### Structured figure records

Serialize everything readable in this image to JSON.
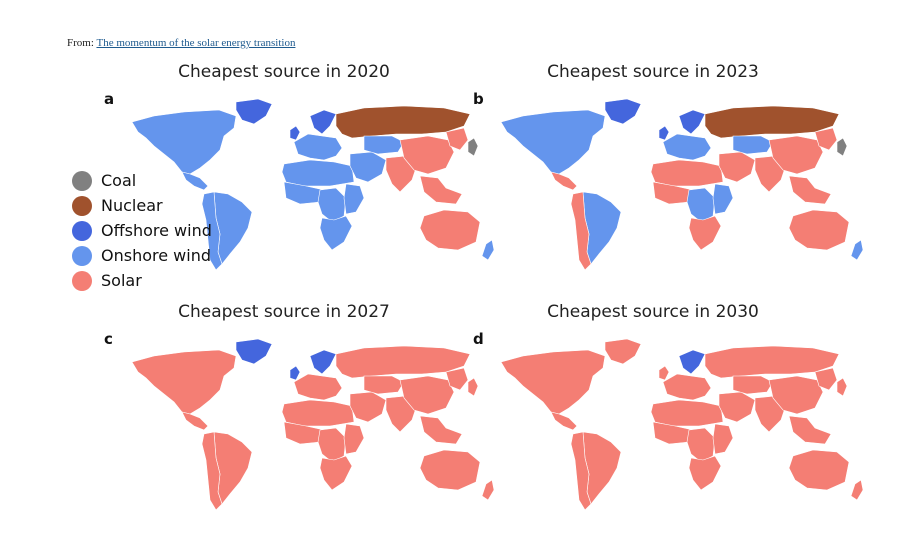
{
  "source": {
    "prefix": "From:",
    "link_text": "The momentum of the solar energy transition"
  },
  "colors": {
    "coal": "#808080",
    "nuclear": "#a0522d",
    "offshore": "#4466dd",
    "onshore": "#6495ed",
    "solar": "#f47e74"
  },
  "legend": [
    {
      "label": "Coal",
      "key": "coal"
    },
    {
      "label": "Nuclear",
      "key": "nuclear"
    },
    {
      "label": "Offshore wind",
      "key": "offshore"
    },
    {
      "label": "Onshore wind",
      "key": "onshore"
    },
    {
      "label": "Solar",
      "key": "solar"
    }
  ],
  "panels": [
    {
      "letter": "a",
      "title": "Cheapest source in 2020",
      "regions": {
        "north_america": "onshore",
        "greenland": "offshore",
        "central_america": "onshore",
        "south_america": "onshore",
        "south_america_west": "onshore",
        "europe": "onshore",
        "uk": "offshore",
        "scandinavia": "offshore",
        "russia": "nuclear",
        "north_africa": "onshore",
        "west_africa": "onshore",
        "central_africa": "onshore",
        "east_africa": "onshore",
        "southern_africa": "onshore",
        "middle_east": "onshore",
        "central_asia": "onshore",
        "south_asia": "solar",
        "china": "solar",
        "east_asia": "solar",
        "japan": "coal",
        "southeast_asia": "solar",
        "australia": "solar",
        "new_zealand": "onshore"
      }
    },
    {
      "letter": "b",
      "title": "Cheapest source in 2023",
      "regions": {
        "north_america": "onshore",
        "greenland": "offshore",
        "central_america": "solar",
        "south_america": "onshore",
        "south_america_west": "solar",
        "europe": "onshore",
        "uk": "offshore",
        "scandinavia": "offshore",
        "russia": "nuclear",
        "north_africa": "solar",
        "west_africa": "solar",
        "central_africa": "onshore",
        "east_africa": "onshore",
        "southern_africa": "solar",
        "middle_east": "solar",
        "central_asia": "onshore",
        "south_asia": "solar",
        "china": "solar",
        "east_asia": "solar",
        "japan": "coal",
        "southeast_asia": "solar",
        "australia": "solar",
        "new_zealand": "onshore"
      }
    },
    {
      "letter": "c",
      "title": "Cheapest source in 2027",
      "regions": {
        "north_america": "solar",
        "greenland": "offshore",
        "central_america": "solar",
        "south_america": "solar",
        "south_america_west": "solar",
        "europe": "solar",
        "uk": "offshore",
        "scandinavia": "offshore",
        "russia": "solar",
        "north_africa": "solar",
        "west_africa": "solar",
        "central_africa": "solar",
        "east_africa": "solar",
        "southern_africa": "solar",
        "middle_east": "solar",
        "central_asia": "solar",
        "south_asia": "solar",
        "china": "solar",
        "east_asia": "solar",
        "japan": "solar",
        "southeast_asia": "solar",
        "australia": "solar",
        "new_zealand": "solar"
      }
    },
    {
      "letter": "d",
      "title": "Cheapest source in 2030",
      "regions": {
        "north_america": "solar",
        "greenland": "solar",
        "central_america": "solar",
        "south_america": "solar",
        "south_america_west": "solar",
        "europe": "solar",
        "uk": "solar",
        "scandinavia": "offshore",
        "russia": "solar",
        "north_africa": "solar",
        "west_africa": "solar",
        "central_africa": "solar",
        "east_africa": "solar",
        "southern_africa": "solar",
        "middle_east": "solar",
        "central_asia": "solar",
        "south_asia": "solar",
        "china": "solar",
        "east_asia": "solar",
        "japan": "solar",
        "southeast_asia": "solar",
        "australia": "solar",
        "new_zealand": "solar"
      }
    }
  ]
}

### AIM OF THE TASK
Without the pictures, output the full listing exactly as it stands.

### THE REPLY
Serialize everything readable in this image to JSON.
{
  "source": {
    "prefix": "From:",
    "link_text": "The momentum of the solar energy transition"
  },
  "colors": {
    "coal": "#808080",
    "nuclear": "#a0522d",
    "offshore": "#4466dd",
    "onshore": "#6495ed",
    "solar": "#f47e74"
  },
  "legend": [
    {
      "label": "Coal",
      "key": "coal"
    },
    {
      "label": "Nuclear",
      "key": "nuclear"
    },
    {
      "label": "Offshore wind",
      "key": "offshore"
    },
    {
      "label": "Onshore wind",
      "key": "onshore"
    },
    {
      "label": "Solar",
      "key": "solar"
    }
  ],
  "panels": [
    {
      "letter": "a",
      "title": "Cheapest source in 2020",
      "regions": {
        "north_america": "onshore",
        "greenland": "offshore",
        "central_america": "onshore",
        "south_america": "onshore",
        "south_america_west": "onshore",
        "europe": "onshore",
        "uk": "offshore",
        "scandinavia": "offshore",
        "russia": "nuclear",
        "north_africa": "onshore",
        "west_africa": "onshore",
        "central_africa": "onshore",
        "east_africa": "onshore",
        "southern_africa": "onshore",
        "middle_east": "onshore",
        "central_asia": "onshore",
        "south_asia": "solar",
        "china": "solar",
        "east_asia": "solar",
        "japan": "coal",
        "southeast_asia": "solar",
        "australia": "solar",
        "new_zealand": "onshore"
      }
    },
    {
      "letter": "b",
      "title": "Cheapest source in 2023",
      "regions": {
        "north_america": "onshore",
        "greenland": "offshore",
        "central_america": "solar",
        "south_america": "onshore",
        "south_america_west": "solar",
        "europe": "onshore",
        "uk": "offshore",
        "scandinavia": "offshore",
        "russia": "nuclear",
        "north_africa": "solar",
        "west_africa": "solar",
        "central_africa": "onshore",
        "east_africa": "onshore",
        "southern_africa": "solar",
        "middle_east": "solar",
        "central_asia": "onshore",
        "south_asia": "solar",
        "china": "solar",
        "east_asia": "solar",
        "japan": "coal",
        "southeast_asia": "solar",
        "australia": "solar",
        "new_zealand": "onshore"
      }
    },
    {
      "letter": "c",
      "title": "Cheapest source in 2027",
      "regions": {
        "north_america": "solar",
        "greenland": "offshore",
        "central_america": "solar",
        "south_america": "solar",
        "south_america_west": "solar",
        "europe": "solar",
        "uk": "offshore",
        "scandinavia": "offshore",
        "russia": "solar",
        "north_africa": "solar",
        "west_africa": "solar",
        "central_africa": "solar",
        "east_africa": "solar",
        "southern_africa": "solar",
        "middle_east": "solar",
        "central_asia": "solar",
        "south_asia": "solar",
        "china": "solar",
        "east_asia": "solar",
        "japan": "solar",
        "southeast_asia": "solar",
        "australia": "solar",
        "new_zealand": "solar"
      }
    },
    {
      "letter": "d",
      "title": "Cheapest source in 2030",
      "regions": {
        "north_america": "solar",
        "greenland": "solar",
        "central_america": "solar",
        "south_america": "solar",
        "south_america_west": "solar",
        "europe": "solar",
        "uk": "solar",
        "scandinavia": "offshore",
        "russia": "solar",
        "north_africa": "solar",
        "west_africa": "solar",
        "central_africa": "solar",
        "east_africa": "solar",
        "southern_africa": "solar",
        "middle_east": "solar",
        "central_asia": "solar",
        "south_asia": "solar",
        "china": "solar",
        "east_asia": "solar",
        "japan": "solar",
        "southeast_asia": "solar",
        "australia": "solar",
        "new_zealand": "solar"
      }
    }
  ]
}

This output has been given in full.